[Some records]
○ ○ ○ ○ ○

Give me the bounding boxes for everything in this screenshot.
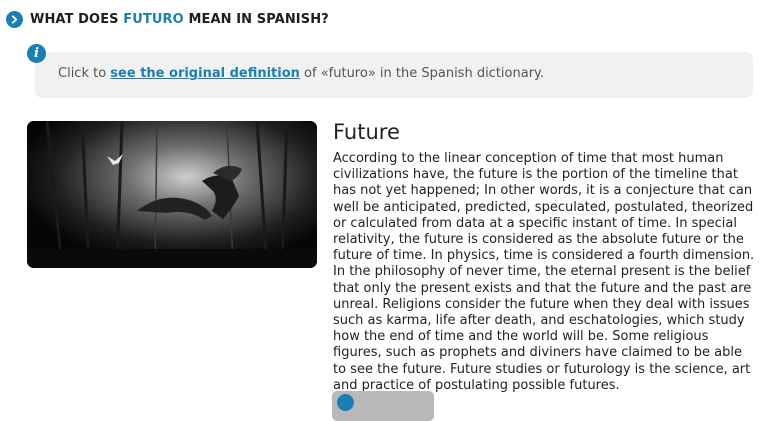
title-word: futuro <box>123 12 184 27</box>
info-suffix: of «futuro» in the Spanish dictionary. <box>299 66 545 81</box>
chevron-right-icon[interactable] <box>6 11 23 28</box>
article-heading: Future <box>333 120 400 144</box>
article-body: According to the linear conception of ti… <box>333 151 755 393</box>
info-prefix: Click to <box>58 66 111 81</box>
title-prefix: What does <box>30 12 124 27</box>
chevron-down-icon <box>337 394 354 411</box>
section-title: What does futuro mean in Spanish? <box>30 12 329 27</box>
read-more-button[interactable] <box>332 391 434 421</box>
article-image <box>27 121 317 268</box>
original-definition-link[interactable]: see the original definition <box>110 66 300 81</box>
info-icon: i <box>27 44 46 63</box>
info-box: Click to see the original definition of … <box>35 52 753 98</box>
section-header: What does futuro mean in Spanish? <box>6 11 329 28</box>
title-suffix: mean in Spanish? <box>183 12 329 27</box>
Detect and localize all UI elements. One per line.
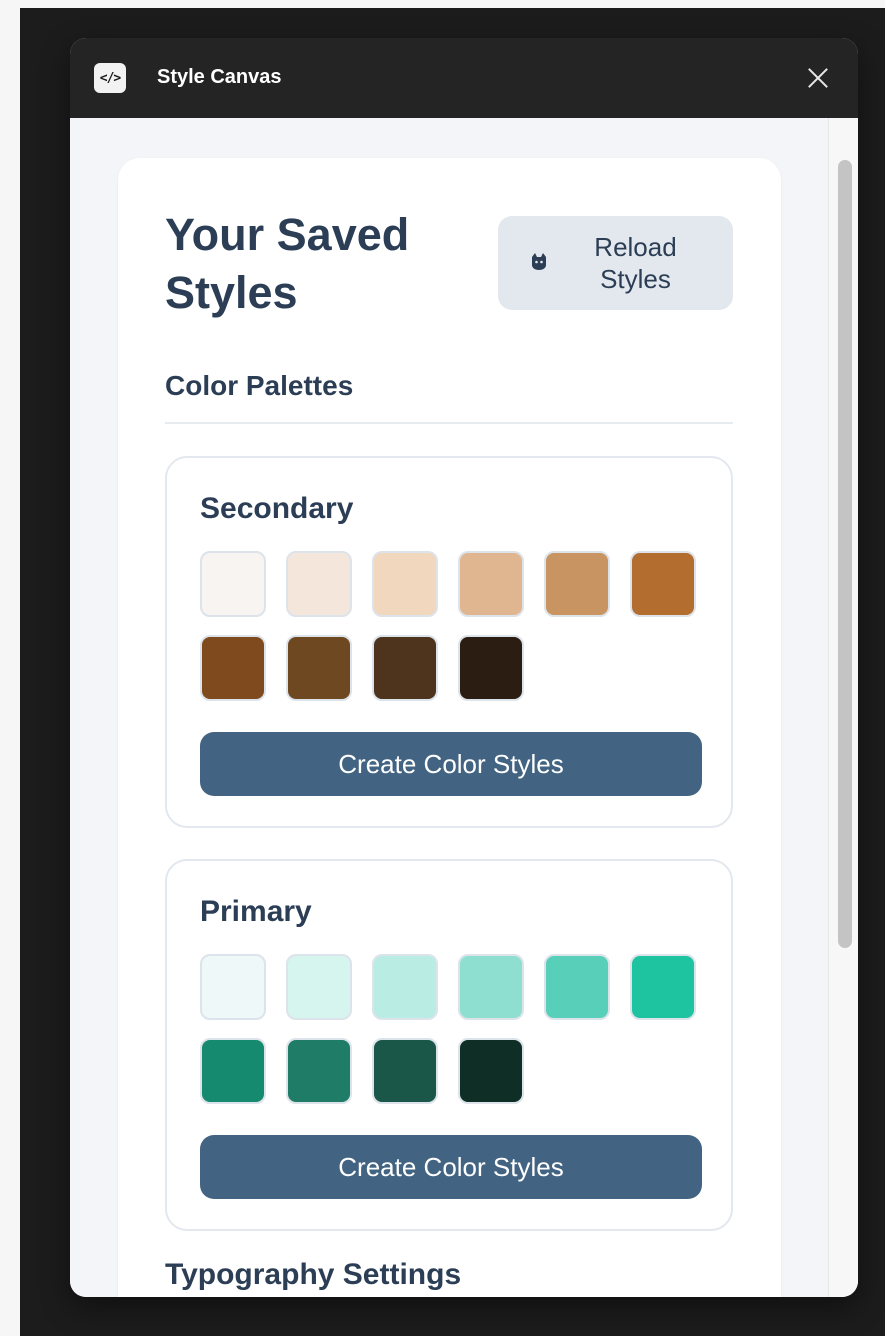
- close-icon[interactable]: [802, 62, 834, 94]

○ ○ ○ ○ ○

[TASK TO CARRY OUT]:
Present the listing as a numbered list, beginning with the line that contains "title-word: futuro <box>123 12 184 27</box>" and going on through the line that contains "info-icon: i <box>27 44 46 63</box>", both included. Leave out any blank lines.

[EXERCISE RESULT]:
1. title-word: futuro <box>123 12 184 27</box>
2. info-suffix: of «futuro» in the Spanish dictionary. <box>299 66 545 81</box>
3. chevron-right-icon[interactable] <box>6 11 23 28</box>
4. article-heading: Future <box>333 120 400 144</box>
5. article-body: According to the linear conception of ti… <box>333 151 755 393</box>
6. info-prefix: Click to <box>58 66 111 81</box>
7. title-prefix: What does <box>30 12 124 27</box>
8. chevron-down-icon <box>337 394 354 411</box>
9. section-title: What does futuro mean in Spanish? <box>30 12 329 27</box>
10. read-more-button[interactable] <box>332 391 434 421</box>
11. article-image <box>27 121 317 268</box>
12. original-definition-link[interactable]: see the original definition <box>110 66 300 81</box>
13. info-icon: i <box>27 44 46 63</box>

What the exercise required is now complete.